● Exercise task:
All of the material below is to be returned exactly.

************

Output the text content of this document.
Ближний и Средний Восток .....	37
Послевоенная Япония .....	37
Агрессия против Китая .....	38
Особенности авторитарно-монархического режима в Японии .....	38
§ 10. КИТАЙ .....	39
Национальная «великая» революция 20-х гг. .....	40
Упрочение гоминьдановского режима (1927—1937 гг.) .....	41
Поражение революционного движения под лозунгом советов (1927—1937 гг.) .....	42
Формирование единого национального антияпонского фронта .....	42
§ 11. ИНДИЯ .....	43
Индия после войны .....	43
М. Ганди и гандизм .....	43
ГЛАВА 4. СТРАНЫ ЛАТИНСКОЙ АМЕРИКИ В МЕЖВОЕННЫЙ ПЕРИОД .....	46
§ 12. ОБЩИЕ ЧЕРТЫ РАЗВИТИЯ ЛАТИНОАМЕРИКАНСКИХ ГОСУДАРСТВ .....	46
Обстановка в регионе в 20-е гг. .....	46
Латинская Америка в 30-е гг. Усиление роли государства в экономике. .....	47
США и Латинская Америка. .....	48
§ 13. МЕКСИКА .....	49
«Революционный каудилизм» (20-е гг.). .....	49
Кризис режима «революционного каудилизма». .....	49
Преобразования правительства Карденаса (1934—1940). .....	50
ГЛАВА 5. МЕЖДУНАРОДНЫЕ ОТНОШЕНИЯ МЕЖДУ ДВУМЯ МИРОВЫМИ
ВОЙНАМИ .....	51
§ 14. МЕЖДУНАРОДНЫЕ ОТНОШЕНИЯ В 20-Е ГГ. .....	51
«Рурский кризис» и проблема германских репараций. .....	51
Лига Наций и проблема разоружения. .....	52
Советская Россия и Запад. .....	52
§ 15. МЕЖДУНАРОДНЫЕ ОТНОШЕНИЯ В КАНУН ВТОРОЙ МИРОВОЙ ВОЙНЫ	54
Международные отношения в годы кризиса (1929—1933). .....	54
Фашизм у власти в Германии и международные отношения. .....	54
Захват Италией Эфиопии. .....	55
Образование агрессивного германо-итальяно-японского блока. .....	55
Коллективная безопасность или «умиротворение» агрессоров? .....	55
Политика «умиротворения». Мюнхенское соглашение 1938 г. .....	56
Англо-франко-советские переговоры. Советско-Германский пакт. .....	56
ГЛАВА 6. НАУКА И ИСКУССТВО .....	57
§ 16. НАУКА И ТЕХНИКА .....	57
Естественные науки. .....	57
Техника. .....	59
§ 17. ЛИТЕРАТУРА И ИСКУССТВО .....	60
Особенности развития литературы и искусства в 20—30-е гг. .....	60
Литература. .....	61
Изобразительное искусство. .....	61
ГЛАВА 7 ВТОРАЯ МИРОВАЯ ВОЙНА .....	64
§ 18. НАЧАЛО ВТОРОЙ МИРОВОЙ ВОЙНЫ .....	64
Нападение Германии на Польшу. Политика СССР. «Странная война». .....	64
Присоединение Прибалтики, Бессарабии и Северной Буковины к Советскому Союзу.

************

● Finished exercise:
Output the text content of this document.
Ближний и Средний Восток .....	37
Послевоенная Япония .....	37
Агрессия против Китая .....	38
Особенности авторитарно-монархического режима в Японии .....	38
§ 10. КИТАЙ .....	39
Национальная «великая» революция 20-х гг. .....	40
Упрочение гоминьдановского режима (1927—1937 гг.) .....	41
Поражение революционного движения под лозунгом советов (1927—1937 гг.) .....	42
Формирование единого национального антияпонского фронта .....	42
§ 11. ИНДИЯ .....	43
Индия после войны .....	43
М. Ганди и гандизм .....	43
ГЛАВА 4. СТРАНЫ ЛАТИНСКОЙ АМЕРИКИ В МЕЖВОЕННЫЙ ПЕРИОД .....	46
§ 12. ОБЩИЕ ЧЕРТЫ РАЗВИТИЯ ЛАТИНОАМЕРИКАНСКИХ ГОСУДАРСТВ .....	46
Обстановка в регионе в 20-е гг. .....	46
Латинская Америка в 30-е гг. Усиление роли государства в экономике. .....	47
США и Латинская Америка. .....	48
§ 13. МЕКСИКА .....	49
«Революционный каудилизм» (20-е гг.). .....	49
Кризис режима «революционного каудилизма». .....	49
Преобразования правительства Карденаса (1934—1940). .....	50
ГЛАВА 5. МЕЖДУНАРОДНЫЕ ОТНОШЕНИЯ МЕЖДУ ДВУМЯ МИРОВЫМИ
ВОЙНАМИ .....	51
§ 14. МЕЖДУНАРОДНЫЕ ОТНОШЕНИЯ В 20-Е ГГ. .....	51
«Рурский кризис» и проблема германских репараций. .....	51
Лига Наций и проблема разоружения. .....	52
Советская Россия и Запад. .....	52
§ 15. МЕЖДУНАРОДНЫЕ ОТНОШЕНИЯ В КАНУН ВТОРОЙ МИРОВОЙ ВОЙНЫ	54
Международные отношения в годы кризиса (1929—1933). .....	54
Фашизм у власти в Германии и международные отношения. .....	54
Захват Италией Эфиопии. .....	55
Образование агрессивного германо-итальяно-японского блока. .....	55
Коллективная безопасность или «умиротворение» агрессоров? .....	55
Политика «умиротворения». Мюнхенское соглашение 1938 г. .....	56
Англо-франко-советские переговоры. Советско-Германский пакт. .....	56
ГЛАВА 6. НАУКА И ИСКУССТВО .....	57
§ 16. НАУКА И ТЕХНИКА .....	57
Естественные науки. .....	57
Техника. .....	59
§ 17. ЛИТЕРАТУРА И ИСКУССТВО .....	60
Особенности развития литературы и искусства в 20—30-е гг. .....	60
Литература. .....	61
Изобразительное искусство. .....	61
ГЛАВА 7 ВТОРАЯ МИРОВАЯ ВОЙНА .....	64
§ 18. НАЧАЛО ВТОРОЙ МИРОВОЙ ВОЙНЫ .....	64
Нападение Германии на Польшу. Политика СССР. «Странная война». .....	64
Присоединение Прибалтики, Бессарабии и Северной Буковины к Советскому Союзу.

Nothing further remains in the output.